Write out the data below exactly as given, without any of its pictures.

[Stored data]
=====
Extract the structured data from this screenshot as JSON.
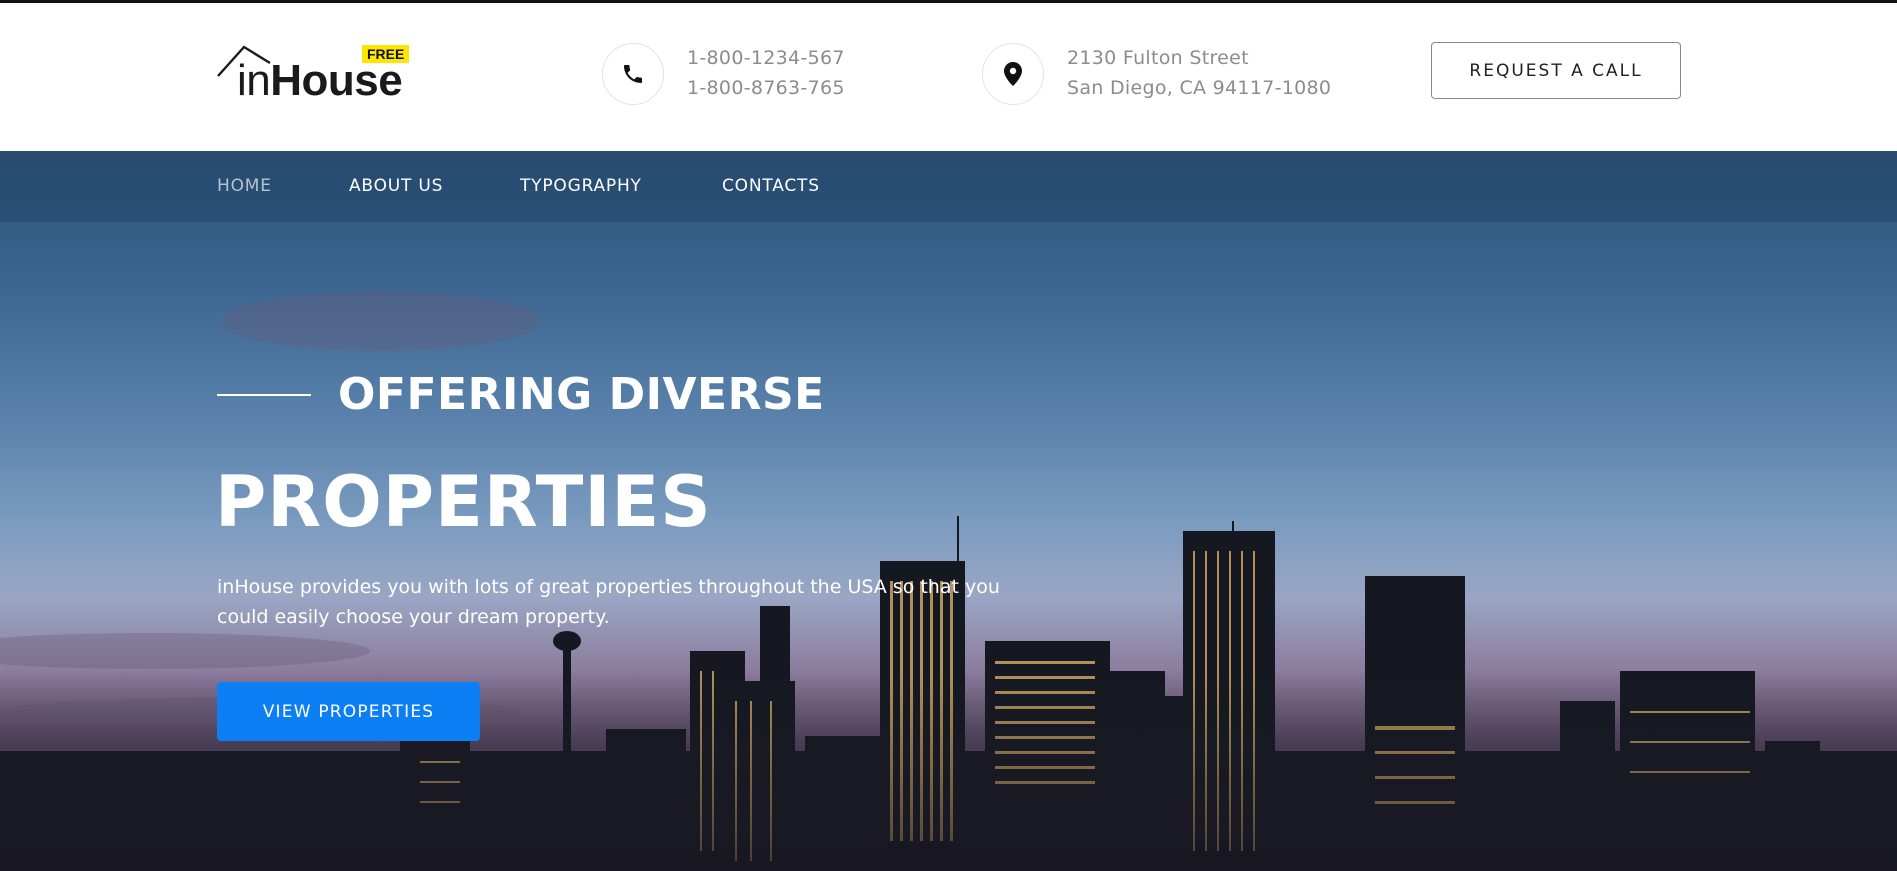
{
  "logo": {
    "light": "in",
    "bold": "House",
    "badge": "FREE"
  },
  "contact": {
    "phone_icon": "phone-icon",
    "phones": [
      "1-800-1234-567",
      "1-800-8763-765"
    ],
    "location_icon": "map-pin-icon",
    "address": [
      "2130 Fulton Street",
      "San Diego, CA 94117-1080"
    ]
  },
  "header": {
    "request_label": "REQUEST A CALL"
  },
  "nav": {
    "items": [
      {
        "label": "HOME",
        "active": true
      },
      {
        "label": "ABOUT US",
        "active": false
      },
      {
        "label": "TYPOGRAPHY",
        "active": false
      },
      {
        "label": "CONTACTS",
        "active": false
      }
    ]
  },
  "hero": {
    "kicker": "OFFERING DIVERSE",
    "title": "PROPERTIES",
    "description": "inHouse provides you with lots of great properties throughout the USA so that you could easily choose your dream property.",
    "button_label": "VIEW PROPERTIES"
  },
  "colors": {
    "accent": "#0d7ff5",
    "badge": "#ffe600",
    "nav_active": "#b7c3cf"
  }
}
=====
* WRITTEN SOLUTION
Extract the structured data from this screenshot as JSON.
{
  "logo": {
    "light": "in",
    "bold": "House",
    "badge": "FREE"
  },
  "contact": {
    "phone_icon": "phone-icon",
    "phones": [
      "1-800-1234-567",
      "1-800-8763-765"
    ],
    "location_icon": "map-pin-icon",
    "address": [
      "2130 Fulton Street",
      "San Diego, CA 94117-1080"
    ]
  },
  "header": {
    "request_label": "REQUEST A CALL"
  },
  "nav": {
    "items": [
      {
        "label": "HOME",
        "active": true
      },
      {
        "label": "ABOUT US",
        "active": false
      },
      {
        "label": "TYPOGRAPHY",
        "active": false
      },
      {
        "label": "CONTACTS",
        "active": false
      }
    ]
  },
  "hero": {
    "kicker": "OFFERING DIVERSE",
    "title": "PROPERTIES",
    "description": "inHouse provides you with lots of great properties throughout the USA so that you could easily choose your dream property.",
    "button_label": "VIEW PROPERTIES"
  },
  "colors": {
    "accent": "#0d7ff5",
    "badge": "#ffe600",
    "nav_active": "#b7c3cf"
  }
}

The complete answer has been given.